Direction: From the listing below, extract every line in which the word "вопросы" appears.

Provided records:
———

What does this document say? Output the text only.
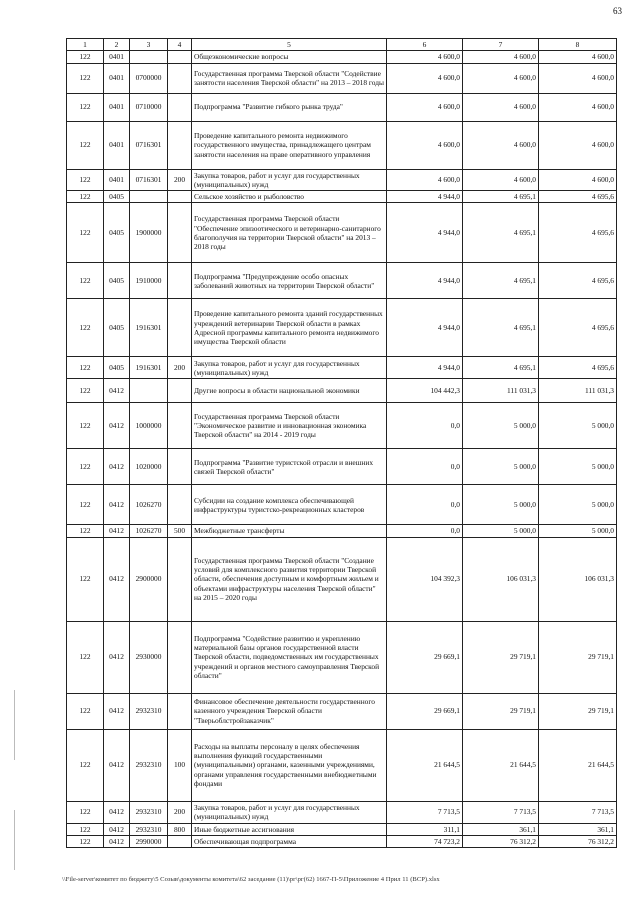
63
1	2	3	4	5	6	7	8
122	0401			Общеэкономические вопросы	4 600,0	4 600,0	4 600,0
122	0401	0700000		Государственная программа Тверской области "Содействие занятости населения Тверской области" на 2013 – 2018 годы	4 600,0	4 600,0	4 600,0
122	0401	0710000		Подпрограмма "Развитие гибкого рынка труда"	4 600,0	4 600,0	4 600,0
122	0401	0716301		Проведение капитального ремонта недвижимого государственного имущества, принадлежащего центрам занятости населения на праве оперативного управления	4 600,0	4 600,0	4 600,0
122	0401	0716301	200	Закупка товаров, работ и услуг для государственных (муниципальных) нужд	4 600,0	4 600,0	4 600,0
122	0405			Сельское хозяйство и рыболовство	4 944,0	4 695,1	4 695,6
122	0405	1900000		Государственная программа Тверской области "Обеспечение эпизоотического и ветеринарно-санитарного благополучия на территории Тверской области" на 2013 – 2018 годы	4 944,0	4 695,1	4 695,6
122	0405	1910000		Подпрограмма "Предупреждение особо опасных заболеваний животных на территории Тверской области"	4 944,0	4 695,1	4 695,6
122	0405	1916301		Проведение капитального ремонта зданий государственных учреждений ветеринарии Тверской области в рамках Адресной программы капитального ремонта недвижимого имущества Тверской области	4 944,0	4 695,1	4 695,6
122	0405	1916301	200	Закупка товаров, работ и услуг для государственных (муниципальных) нужд	4 944,0	4 695,1	4 695,6
122	0412			Другие вопросы в области национальной экономики	104 442,3	111 031,3	111 031,3
122	0412	1000000		Государственная программа Тверской области "Экономическое развитие и инновационная экономика Тверской области" на 2014 - 2019 годы	0,0	5 000,0	5 000,0
122	0412	1020000		Подпрограмма "Развитие туристской отрасли и внешних связей Тверской области"	0,0	5 000,0	5 000,0
122	0412	1026270		Субсидии на создание комплекса обеспечивающей инфраструктуры туристско-рекреационных кластеров	0,0	5 000,0	5 000,0
122	0412	1026270	500	Межбюджетные трансферты	0,0	5 000,0	5 000,0
122	0412	2900000		Государственная программа Тверской области "Создание условий для комплексного развития территории Тверской области, обеспечения доступным и комфортным жильем и объектами инфраструктуры населения Тверской области" на 2015 – 2020 годы	104 392,3	106 031,3	106 031,3
122	0412	2930000		Подпрограмма "Содействие развитию и укреплению материальной базы органов государственной власти Тверской области, подведомственных им государственных учреждений и органов местного самоуправления Тверской области"	29 669,1	29 719,1	29 719,1
122	0412	2932310		Финансовое обеспечение деятельности государственного казенного учреждения Тверской области "Тверьоблстройзаказчик"	29 669,1	29 719,1	29 719,1
122	0412	2932310	100	Расходы на выплаты персоналу в целях обеспечения выполнения функций государственными (муниципальными) органами, казенными учреждениями, органами управления государственными внебюджетными фондами	21 644,5	21 644,5	21 644,5
122	0412	2932310	200	Закупка товаров, работ и услуг для государственных (муниципальных) нужд	7 713,5	7 713,5	7 713,5
122	0412	2932310	800	Иные бюджетные ассигнования	311,1	361,1	361,1
122	0412	2990000		Обеспечивающая подпрограмма	74 723,2	76 312,2	76 312,2
\\File-server\комитет по бюджету\5 Созыв\документы комитета\62 заседание (11)\рг\рг(62) 1667-П-5\Приложение 4 Прил 11 (ВСР).xlsx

———

Answer to this exercise:
122	0401			Общеэкономические вопросы	4 600,0	4 600,0	4 600,0
122	0412			Другие вопросы в области национальной экономики	104 442,3	111 031,3	111 031,3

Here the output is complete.